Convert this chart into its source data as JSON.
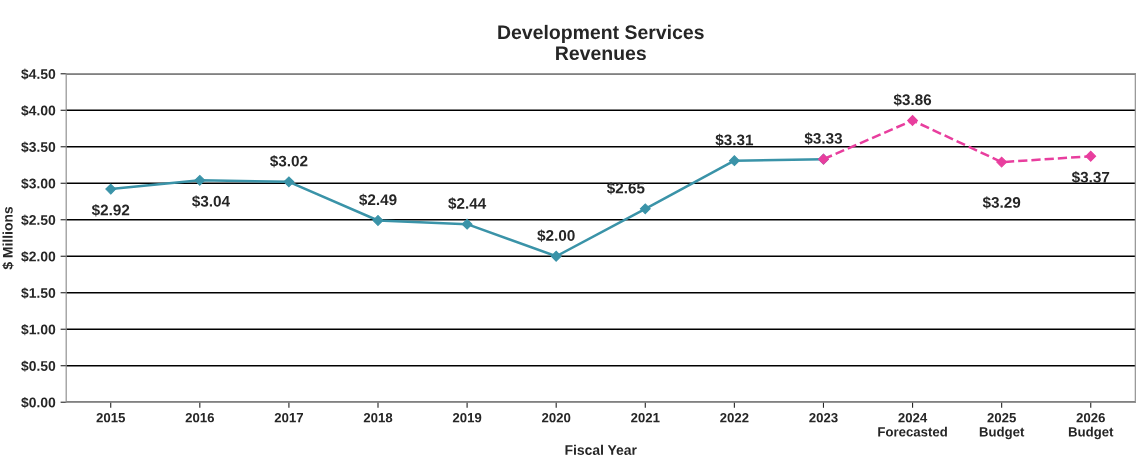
{
  "chart_data": {
    "type": "line",
    "title": "Development Services\nRevenues",
    "xlabel": "Fiscal Year",
    "ylabel": "$ Millions",
    "categories": [
      "2015",
      "2016",
      "2017",
      "2018",
      "2019",
      "2020",
      "2021",
      "2022",
      "2023",
      "2024\nForecasted",
      "2025\nBudget",
      "2026\nBudget"
    ],
    "series": [
      {
        "color": "#3a93a8",
        "line_style": "solid",
        "values": [
          2.92,
          3.04,
          3.02,
          2.49,
          2.44,
          2.0,
          2.65,
          3.31,
          3.33,
          null,
          null,
          null
        ],
        "value_labels": [
          "$2.92",
          "$3.04",
          "$3.02",
          "$2.49",
          "$2.44",
          "$2.00",
          "$2.65",
          "$3.31",
          "$3.33",
          null,
          null,
          null
        ]
      },
      {
        "color": "#e83e9e",
        "line_style": "dashed",
        "values": [
          null,
          null,
          null,
          null,
          null,
          null,
          null,
          null,
          3.33,
          3.86,
          3.29,
          3.37
        ],
        "value_labels": [
          null,
          null,
          null,
          null,
          null,
          null,
          null,
          null,
          null,
          "$3.86",
          "$3.29",
          "$3.37"
        ]
      }
    ],
    "ylim": [
      0,
      4.5
    ],
    "yticks": [
      {
        "value": 0,
        "label": "$0.00"
      },
      {
        "value": 0.5,
        "label": "$0.50"
      },
      {
        "value": 1,
        "label": "$1.00"
      },
      {
        "value": 1.5,
        "label": "$1.50"
      },
      {
        "value": 2,
        "label": "$2.00"
      },
      {
        "value": 2.5,
        "label": "$2.50"
      },
      {
        "value": 3,
        "label": "$3.00"
      },
      {
        "value": 3.5,
        "label": "$3.50"
      },
      {
        "value": 4,
        "label": "$4.00"
      },
      {
        "value": 4.5,
        "label": "$4.50"
      }
    ],
    "grid": "y",
    "marker": "diamond",
    "legend": false
  }
}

○ ○ ○ ○ ○ ○ ○

- [WHAT IS NEEDED]
Each entry above should be reproduced exactly, with the pictures removed.

- [RESPONSE TO THIS TASK]
Convert this chart into its source data as JSON.
{
  "chart_data": {
    "type": "line",
    "title": "Development Services\nRevenues",
    "xlabel": "Fiscal Year",
    "ylabel": "$ Millions",
    "categories": [
      "2015",
      "2016",
      "2017",
      "2018",
      "2019",
      "2020",
      "2021",
      "2022",
      "2023",
      "2024\nForecasted",
      "2025\nBudget",
      "2026\nBudget"
    ],
    "series": [
      {
        "color": "#3a93a8",
        "line_style": "solid",
        "values": [
          2.92,
          3.04,
          3.02,
          2.49,
          2.44,
          2.0,
          2.65,
          3.31,
          3.33,
          null,
          null,
          null
        ],
        "value_labels": [
          "$2.92",
          "$3.04",
          "$3.02",
          "$2.49",
          "$2.44",
          "$2.00",
          "$2.65",
          "$3.31",
          "$3.33",
          null,
          null,
          null
        ]
      },
      {
        "color": "#e83e9e",
        "line_style": "dashed",
        "values": [
          null,
          null,
          null,
          null,
          null,
          null,
          null,
          null,
          3.33,
          3.86,
          3.29,
          3.37
        ],
        "value_labels": [
          null,
          null,
          null,
          null,
          null,
          null,
          null,
          null,
          null,
          "$3.86",
          "$3.29",
          "$3.37"
        ]
      }
    ],
    "ylim": [
      0,
      4.5
    ],
    "yticks": [
      {
        "value": 0,
        "label": "$0.00"
      },
      {
        "value": 0.5,
        "label": "$0.50"
      },
      {
        "value": 1,
        "label": "$1.00"
      },
      {
        "value": 1.5,
        "label": "$1.50"
      },
      {
        "value": 2,
        "label": "$2.00"
      },
      {
        "value": 2.5,
        "label": "$2.50"
      },
      {
        "value": 3,
        "label": "$3.00"
      },
      {
        "value": 3.5,
        "label": "$3.50"
      },
      {
        "value": 4,
        "label": "$4.00"
      },
      {
        "value": 4.5,
        "label": "$4.50"
      }
    ],
    "grid": "y",
    "marker": "diamond",
    "legend": false
  }
}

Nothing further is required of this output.